Darkroom
A dark room is a room designed for developing light sensitive paper into a range of photography products. Primarily used to turn rolls of film into images. Darkrooms had more demand before digital cameras became the primary type of photography. Darkrooms are interesting to me because of the history that comes with them and how they originally were the key that allowed people access to their photographs. A dark room is simply what the name insights, it is a very dark room that usually has a few different types of lights within it, one being the main lights, of course these are used when no photographic paper is exposed and no photographic work is in process, a red light, this is a much less harsh light that hardly lights up the room, this can be used to an extent in a dark room whilst photographic work is being done.
Christian schad
Christian Schad was an artist of the twentieth century, he made paintings and photographs, however, he used to make photograms that were made in a particular way, photograms are made by putting objects on top of light sensitive paper and then exposing the paper to light and where the light reaches the paper, it becomes darker and the places where it doesn't reach stays lighter. Schad developed a technique of making photograms slightly different to this, he would instead of exposing the light sensitive paper to light for only a couple of seconds, he would leave it by his windowsill to develop in the light coming through the window.

▸ **Data records**:
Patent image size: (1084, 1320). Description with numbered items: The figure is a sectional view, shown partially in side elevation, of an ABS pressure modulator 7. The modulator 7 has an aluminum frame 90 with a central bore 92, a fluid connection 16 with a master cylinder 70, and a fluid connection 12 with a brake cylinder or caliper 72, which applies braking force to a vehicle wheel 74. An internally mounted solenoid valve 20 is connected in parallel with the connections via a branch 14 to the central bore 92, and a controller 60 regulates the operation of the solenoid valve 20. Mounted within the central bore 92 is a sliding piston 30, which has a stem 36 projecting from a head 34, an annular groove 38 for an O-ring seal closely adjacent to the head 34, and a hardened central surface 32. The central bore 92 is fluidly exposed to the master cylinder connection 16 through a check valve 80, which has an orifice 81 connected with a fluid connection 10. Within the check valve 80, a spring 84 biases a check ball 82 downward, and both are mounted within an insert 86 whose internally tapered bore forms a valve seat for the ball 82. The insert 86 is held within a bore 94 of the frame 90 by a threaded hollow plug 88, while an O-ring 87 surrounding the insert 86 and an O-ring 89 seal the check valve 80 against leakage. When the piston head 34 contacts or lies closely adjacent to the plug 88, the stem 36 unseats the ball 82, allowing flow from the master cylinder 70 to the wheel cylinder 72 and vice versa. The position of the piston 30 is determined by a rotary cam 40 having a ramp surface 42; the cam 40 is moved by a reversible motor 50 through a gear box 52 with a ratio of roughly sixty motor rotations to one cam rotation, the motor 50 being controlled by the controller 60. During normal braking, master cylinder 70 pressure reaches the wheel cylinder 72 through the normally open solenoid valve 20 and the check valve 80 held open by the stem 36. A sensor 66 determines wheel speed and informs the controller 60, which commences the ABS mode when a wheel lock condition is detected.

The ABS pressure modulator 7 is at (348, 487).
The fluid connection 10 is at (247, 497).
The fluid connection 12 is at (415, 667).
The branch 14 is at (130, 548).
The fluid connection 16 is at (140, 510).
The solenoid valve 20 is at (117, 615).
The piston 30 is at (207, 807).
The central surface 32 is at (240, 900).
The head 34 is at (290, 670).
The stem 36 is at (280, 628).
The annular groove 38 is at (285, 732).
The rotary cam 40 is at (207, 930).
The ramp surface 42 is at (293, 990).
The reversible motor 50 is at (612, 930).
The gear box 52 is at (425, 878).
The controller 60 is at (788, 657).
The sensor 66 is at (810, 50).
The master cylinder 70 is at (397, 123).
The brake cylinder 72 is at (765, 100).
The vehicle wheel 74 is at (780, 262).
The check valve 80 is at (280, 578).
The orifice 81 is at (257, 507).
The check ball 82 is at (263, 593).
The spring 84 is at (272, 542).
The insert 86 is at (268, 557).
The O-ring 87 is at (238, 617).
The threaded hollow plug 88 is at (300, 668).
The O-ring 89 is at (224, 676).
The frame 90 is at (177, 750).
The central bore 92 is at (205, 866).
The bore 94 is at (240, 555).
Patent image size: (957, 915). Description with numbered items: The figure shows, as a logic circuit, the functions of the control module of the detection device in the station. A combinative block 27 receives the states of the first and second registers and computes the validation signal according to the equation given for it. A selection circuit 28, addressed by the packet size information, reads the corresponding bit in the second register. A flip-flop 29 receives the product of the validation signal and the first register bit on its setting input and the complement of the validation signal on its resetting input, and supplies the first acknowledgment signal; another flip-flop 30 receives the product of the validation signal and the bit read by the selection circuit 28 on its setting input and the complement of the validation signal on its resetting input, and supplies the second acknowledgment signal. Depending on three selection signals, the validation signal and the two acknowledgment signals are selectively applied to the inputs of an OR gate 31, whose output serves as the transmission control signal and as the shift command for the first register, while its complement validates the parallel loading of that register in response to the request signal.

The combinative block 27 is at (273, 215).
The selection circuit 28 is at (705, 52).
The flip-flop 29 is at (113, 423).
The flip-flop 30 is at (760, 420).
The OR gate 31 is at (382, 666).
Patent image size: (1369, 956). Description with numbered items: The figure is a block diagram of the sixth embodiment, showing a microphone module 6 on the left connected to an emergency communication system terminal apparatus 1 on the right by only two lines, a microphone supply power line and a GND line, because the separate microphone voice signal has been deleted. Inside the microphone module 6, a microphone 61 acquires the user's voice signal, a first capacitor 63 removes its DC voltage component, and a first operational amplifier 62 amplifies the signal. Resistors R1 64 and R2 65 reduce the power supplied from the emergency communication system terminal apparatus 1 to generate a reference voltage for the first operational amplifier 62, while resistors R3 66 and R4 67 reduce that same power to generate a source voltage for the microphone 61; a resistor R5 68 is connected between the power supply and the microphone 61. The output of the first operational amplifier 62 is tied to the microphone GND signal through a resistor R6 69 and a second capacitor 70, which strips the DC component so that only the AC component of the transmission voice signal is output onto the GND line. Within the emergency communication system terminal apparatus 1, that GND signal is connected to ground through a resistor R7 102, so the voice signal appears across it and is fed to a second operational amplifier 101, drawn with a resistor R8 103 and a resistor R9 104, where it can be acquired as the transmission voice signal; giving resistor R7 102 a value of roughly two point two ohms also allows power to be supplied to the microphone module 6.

▸ **Exercise instructions**: Write what comes next in the piece on darkrooms and Christian Schad, picking up after its last sentence. You won't need the material to do this.

▸ **Result for this exercise**:
Man Ray
Man Ray was an artist of the 20th century who vastly contributed to the movements/genres of Dada and Surrealism, his work highlighted these two artistic movements. He, like lots of artists also dabbled and experiments with photography, photograms, film, this was and is for most artists a way of expressing themselves in different media. Ray managed to develop his own technique for making photograms, eventually he would expose his photograms to light multiple times with different objects each exposure, this gave his photograms a certain style which was interesting to look at, the look that he managed to give them was very layered and unique.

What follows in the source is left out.